§ **RECORDED DATA**:
***

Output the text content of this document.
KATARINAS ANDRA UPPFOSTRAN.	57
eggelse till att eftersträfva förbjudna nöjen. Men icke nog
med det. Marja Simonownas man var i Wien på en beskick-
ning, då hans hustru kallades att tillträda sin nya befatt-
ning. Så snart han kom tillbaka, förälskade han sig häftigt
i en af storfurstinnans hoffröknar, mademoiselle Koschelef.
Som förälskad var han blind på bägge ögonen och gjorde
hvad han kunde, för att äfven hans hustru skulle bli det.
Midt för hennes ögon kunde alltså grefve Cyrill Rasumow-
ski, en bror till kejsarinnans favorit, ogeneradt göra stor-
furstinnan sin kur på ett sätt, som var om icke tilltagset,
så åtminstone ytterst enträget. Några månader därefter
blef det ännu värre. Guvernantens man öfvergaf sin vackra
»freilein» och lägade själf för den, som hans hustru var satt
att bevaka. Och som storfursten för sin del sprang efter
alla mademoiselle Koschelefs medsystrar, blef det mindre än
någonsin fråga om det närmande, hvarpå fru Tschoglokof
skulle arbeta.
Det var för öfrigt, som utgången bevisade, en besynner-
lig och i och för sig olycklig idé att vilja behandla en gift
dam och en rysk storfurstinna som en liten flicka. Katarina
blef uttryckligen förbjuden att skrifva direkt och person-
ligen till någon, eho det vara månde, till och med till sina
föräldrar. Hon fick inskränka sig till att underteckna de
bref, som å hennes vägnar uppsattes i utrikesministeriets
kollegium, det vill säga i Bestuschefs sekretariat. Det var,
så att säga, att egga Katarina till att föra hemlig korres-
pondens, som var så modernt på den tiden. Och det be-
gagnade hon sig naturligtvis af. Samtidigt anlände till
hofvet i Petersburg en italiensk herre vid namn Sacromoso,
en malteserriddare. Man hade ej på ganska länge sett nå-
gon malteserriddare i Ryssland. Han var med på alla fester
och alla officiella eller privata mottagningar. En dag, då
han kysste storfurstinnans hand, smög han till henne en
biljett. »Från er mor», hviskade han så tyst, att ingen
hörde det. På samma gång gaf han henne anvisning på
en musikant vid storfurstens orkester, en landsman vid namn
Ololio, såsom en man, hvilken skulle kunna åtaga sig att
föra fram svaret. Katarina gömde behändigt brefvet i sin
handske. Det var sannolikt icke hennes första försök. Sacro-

***

§ **TASK DIRECTIONS**: Print all of the entries exactly as they appear.

§ **RESULT OF THE TASK**:
Output the text content of this document.
KATARINAS ANDRA UPPFOSTRAN.	57
eggelse till att eftersträfva förbjudna nöjen. Men icke nog
med det. Marja Simonownas man var i Wien på en beskick-
ning, då hans hustru kallades att tillträda sin nya befatt-
ning. Så snart han kom tillbaka, förälskade han sig häftigt
i en af storfurstinnans hoffröknar, mademoiselle Koschelef.
Som förälskad var han blind på bägge ögonen och gjorde
hvad han kunde, för att äfven hans hustru skulle bli det.
Midt för hennes ögon kunde alltså grefve Cyrill Rasumow-
ski, en bror till kejsarinnans favorit, ogeneradt göra stor-
furstinnan sin kur på ett sätt, som var om icke tilltagset,
så åtminstone ytterst enträget. Några månader därefter
blef det ännu värre. Guvernantens man öfvergaf sin vackra
»freilein» och lägade själf för den, som hans hustru var satt
att bevaka. Och som storfursten för sin del sprang efter
alla mademoiselle Koschelefs medsystrar, blef det mindre än
någonsin fråga om det närmande, hvarpå fru Tschoglokof
skulle arbeta.
Det var för öfrigt, som utgången bevisade, en besynner-
lig och i och för sig olycklig idé att vilja behandla en gift
dam och en rysk storfurstinna som en liten flicka. Katarina
blef uttryckligen förbjuden att skrifva direkt och person-
ligen till någon, eho det vara månde, till och med till sina
föräldrar. Hon fick inskränka sig till att underteckna de
bref, som å hennes vägnar uppsattes i utrikesministeriets
kollegium, det vill säga i Bestuschefs sekretariat. Det var,
så att säga, att egga Katarina till att föra hemlig korres-
pondens, som var så modernt på den tiden. Och det be-
gagnade hon sig naturligtvis af. Samtidigt anlände till
hofvet i Petersburg en italiensk herre vid namn Sacromoso,
en malteserriddare. Man hade ej på ganska länge sett nå-
gon malteserriddare i Ryssland. Han var med på alla fester
och alla officiella eller privata mottagningar. En dag, då
han kysste storfurstinnans hand, smög han till henne en
biljett. »Från er mor», hviskade han så tyst, att ingen
hörde det. På samma gång gaf han henne anvisning på
en musikant vid storfurstens orkester, en landsman vid namn
Ololio, såsom en man, hvilken skulle kunna åtaga sig att
föra fram svaret. Katarina gömde behändigt brefvet i sin
handske. Det var sannolikt icke hennes första försök. Sacro-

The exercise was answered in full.